Given exercise
Locate every line that holds the string "name" and copy it.

Dataset extract
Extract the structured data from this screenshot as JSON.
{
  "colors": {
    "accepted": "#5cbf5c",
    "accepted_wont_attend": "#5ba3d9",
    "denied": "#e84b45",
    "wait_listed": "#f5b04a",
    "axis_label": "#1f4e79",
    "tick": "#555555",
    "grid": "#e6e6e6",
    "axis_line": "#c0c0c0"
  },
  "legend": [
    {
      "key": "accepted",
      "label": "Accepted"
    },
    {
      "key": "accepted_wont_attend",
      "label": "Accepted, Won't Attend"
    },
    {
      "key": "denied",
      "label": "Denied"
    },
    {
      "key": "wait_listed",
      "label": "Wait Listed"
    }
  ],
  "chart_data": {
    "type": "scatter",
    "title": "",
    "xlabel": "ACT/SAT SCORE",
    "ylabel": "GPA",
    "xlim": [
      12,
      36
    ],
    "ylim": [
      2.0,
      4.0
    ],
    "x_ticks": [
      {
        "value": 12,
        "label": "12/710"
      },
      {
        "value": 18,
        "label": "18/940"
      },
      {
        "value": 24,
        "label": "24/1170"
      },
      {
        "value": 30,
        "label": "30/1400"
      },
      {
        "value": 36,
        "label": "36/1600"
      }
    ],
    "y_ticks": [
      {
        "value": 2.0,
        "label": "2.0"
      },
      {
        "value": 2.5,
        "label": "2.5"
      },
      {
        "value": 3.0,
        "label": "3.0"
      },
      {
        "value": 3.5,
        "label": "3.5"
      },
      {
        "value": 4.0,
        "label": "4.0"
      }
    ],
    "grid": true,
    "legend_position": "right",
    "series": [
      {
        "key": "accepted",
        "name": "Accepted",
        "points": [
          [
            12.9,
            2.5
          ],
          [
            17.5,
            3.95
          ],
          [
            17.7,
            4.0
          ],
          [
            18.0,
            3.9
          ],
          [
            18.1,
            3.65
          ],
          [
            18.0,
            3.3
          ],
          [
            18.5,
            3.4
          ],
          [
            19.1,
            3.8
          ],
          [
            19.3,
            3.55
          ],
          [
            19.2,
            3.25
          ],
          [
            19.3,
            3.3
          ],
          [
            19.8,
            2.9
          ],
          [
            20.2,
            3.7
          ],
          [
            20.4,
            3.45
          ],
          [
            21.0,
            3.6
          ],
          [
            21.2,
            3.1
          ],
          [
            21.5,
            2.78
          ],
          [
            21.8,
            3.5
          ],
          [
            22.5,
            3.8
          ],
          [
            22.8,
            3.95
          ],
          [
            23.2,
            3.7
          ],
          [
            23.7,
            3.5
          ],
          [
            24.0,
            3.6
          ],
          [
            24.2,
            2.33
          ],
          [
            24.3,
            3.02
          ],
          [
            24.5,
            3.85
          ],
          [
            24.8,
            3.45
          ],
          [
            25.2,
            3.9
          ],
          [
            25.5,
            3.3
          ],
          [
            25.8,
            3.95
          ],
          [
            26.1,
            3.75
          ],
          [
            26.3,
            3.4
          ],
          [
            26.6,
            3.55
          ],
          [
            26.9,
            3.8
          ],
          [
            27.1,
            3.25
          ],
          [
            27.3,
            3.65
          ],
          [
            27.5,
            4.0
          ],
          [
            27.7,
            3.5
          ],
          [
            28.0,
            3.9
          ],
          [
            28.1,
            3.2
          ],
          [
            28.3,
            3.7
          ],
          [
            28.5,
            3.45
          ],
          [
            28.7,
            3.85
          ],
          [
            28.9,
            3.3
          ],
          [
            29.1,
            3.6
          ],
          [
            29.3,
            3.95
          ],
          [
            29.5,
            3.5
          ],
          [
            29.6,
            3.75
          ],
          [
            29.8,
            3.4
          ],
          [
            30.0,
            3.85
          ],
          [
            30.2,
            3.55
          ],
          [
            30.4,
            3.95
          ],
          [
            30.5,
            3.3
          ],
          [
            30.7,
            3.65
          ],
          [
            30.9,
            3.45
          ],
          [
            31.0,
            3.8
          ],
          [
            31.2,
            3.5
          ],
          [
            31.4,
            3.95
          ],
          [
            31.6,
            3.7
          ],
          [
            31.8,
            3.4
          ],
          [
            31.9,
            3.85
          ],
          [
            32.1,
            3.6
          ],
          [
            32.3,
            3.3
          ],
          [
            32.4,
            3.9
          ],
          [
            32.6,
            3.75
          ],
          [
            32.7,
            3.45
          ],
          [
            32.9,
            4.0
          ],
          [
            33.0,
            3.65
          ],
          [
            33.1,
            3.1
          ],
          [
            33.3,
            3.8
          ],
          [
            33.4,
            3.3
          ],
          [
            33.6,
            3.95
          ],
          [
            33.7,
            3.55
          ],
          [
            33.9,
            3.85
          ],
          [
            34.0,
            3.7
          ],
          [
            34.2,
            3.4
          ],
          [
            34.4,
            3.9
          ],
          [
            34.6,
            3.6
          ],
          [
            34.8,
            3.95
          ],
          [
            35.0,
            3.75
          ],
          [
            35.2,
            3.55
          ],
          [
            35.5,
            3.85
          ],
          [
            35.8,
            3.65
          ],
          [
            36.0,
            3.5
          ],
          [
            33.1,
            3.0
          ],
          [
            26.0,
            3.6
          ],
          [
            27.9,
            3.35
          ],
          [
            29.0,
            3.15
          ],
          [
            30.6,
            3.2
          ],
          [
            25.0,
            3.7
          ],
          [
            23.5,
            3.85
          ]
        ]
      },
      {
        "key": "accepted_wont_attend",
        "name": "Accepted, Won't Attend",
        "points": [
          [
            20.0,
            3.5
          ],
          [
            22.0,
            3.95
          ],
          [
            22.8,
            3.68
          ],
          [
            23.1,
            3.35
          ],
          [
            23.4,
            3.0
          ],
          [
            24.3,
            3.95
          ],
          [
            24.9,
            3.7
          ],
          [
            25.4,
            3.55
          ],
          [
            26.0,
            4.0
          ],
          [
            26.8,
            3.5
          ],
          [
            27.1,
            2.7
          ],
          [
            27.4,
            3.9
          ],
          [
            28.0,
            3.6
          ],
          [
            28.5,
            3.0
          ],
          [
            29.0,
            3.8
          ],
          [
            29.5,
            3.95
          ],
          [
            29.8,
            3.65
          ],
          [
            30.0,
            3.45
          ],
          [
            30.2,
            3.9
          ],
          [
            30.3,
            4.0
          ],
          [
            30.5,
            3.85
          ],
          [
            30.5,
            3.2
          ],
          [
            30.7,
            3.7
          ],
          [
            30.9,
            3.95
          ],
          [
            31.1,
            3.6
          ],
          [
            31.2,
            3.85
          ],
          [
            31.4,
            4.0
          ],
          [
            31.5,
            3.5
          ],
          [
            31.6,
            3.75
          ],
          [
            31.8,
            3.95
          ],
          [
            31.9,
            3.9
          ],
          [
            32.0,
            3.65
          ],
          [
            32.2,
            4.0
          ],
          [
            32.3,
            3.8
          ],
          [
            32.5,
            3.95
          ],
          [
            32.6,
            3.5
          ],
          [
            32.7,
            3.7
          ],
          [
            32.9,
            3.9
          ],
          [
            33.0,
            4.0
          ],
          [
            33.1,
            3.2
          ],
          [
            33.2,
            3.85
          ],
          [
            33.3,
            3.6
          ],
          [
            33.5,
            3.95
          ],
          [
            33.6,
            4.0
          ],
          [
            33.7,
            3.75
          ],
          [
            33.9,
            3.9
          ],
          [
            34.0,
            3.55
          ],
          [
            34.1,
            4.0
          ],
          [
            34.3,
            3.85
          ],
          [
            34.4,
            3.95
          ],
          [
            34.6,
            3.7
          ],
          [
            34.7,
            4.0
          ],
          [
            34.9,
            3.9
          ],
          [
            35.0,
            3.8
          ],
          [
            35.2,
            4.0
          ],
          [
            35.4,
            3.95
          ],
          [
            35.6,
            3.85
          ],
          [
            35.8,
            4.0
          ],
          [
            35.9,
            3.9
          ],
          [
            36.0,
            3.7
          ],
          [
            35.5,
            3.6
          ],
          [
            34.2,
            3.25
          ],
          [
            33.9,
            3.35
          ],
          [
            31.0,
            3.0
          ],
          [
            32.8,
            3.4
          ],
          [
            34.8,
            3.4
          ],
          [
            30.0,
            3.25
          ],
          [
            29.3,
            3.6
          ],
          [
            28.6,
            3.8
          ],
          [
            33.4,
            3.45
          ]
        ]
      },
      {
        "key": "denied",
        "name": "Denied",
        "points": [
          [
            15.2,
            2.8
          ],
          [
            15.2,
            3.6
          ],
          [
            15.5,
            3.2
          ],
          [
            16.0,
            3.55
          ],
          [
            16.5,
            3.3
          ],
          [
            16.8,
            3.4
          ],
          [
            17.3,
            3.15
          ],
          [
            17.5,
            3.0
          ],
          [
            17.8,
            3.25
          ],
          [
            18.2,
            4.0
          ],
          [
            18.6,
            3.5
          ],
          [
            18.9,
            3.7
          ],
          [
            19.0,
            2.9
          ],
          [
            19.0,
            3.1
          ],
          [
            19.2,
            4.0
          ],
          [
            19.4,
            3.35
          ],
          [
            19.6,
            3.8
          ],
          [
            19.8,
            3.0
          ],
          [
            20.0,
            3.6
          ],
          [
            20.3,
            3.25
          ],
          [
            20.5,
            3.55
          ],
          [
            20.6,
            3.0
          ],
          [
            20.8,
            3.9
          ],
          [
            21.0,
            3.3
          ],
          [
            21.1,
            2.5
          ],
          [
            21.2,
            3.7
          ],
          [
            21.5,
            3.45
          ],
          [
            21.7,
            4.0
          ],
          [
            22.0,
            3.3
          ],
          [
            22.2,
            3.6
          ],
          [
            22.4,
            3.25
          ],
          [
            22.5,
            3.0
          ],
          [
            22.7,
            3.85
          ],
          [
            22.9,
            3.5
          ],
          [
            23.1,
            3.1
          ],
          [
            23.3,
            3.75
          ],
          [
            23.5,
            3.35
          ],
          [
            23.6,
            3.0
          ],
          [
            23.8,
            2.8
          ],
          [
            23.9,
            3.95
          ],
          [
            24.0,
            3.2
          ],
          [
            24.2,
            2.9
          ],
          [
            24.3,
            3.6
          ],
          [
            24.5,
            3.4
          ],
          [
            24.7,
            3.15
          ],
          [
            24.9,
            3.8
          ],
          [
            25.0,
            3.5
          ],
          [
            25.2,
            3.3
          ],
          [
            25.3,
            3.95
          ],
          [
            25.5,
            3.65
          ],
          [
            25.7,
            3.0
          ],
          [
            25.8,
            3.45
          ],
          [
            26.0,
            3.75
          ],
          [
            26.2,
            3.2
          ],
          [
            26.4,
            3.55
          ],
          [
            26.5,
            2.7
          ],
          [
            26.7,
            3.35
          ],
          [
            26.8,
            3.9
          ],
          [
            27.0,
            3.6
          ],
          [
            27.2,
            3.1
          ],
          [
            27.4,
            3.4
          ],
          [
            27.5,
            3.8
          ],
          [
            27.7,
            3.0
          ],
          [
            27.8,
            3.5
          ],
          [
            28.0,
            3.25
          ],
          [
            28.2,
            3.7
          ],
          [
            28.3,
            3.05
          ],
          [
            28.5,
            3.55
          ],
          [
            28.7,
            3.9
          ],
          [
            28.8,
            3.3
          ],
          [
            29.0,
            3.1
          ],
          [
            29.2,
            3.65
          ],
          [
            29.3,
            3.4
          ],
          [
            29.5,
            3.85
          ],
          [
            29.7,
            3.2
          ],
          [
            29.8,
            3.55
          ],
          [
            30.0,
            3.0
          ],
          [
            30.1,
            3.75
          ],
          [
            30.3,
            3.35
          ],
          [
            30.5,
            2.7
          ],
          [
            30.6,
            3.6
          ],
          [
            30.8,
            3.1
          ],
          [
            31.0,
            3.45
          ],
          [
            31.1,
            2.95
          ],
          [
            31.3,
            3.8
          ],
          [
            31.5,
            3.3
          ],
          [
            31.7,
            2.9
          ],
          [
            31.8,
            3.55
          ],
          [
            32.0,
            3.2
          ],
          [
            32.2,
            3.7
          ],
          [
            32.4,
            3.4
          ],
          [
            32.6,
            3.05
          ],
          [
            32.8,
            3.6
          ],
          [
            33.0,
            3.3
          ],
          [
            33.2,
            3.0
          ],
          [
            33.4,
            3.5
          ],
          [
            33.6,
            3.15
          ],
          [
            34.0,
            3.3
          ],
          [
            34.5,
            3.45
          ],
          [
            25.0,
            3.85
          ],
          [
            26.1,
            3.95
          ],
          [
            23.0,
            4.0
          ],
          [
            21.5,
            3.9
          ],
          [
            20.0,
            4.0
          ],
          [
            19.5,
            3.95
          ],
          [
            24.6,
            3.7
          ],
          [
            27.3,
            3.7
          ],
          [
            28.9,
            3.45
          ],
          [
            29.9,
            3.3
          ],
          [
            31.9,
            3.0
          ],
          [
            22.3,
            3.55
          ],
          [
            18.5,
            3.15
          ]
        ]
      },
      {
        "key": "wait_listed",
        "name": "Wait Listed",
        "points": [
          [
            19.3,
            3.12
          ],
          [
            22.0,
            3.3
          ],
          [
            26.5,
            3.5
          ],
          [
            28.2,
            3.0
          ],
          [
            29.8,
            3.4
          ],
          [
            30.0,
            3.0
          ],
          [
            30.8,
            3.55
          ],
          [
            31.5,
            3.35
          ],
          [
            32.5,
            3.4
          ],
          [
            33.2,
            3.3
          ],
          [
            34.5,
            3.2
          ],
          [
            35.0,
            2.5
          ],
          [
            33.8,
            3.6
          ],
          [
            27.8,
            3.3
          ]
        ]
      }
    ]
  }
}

Solution for this exercise
        "name": "Accepted",
        "name": "Accepted, Won't Attend",
        "name": "Denied",
        "name": "Wait Listed",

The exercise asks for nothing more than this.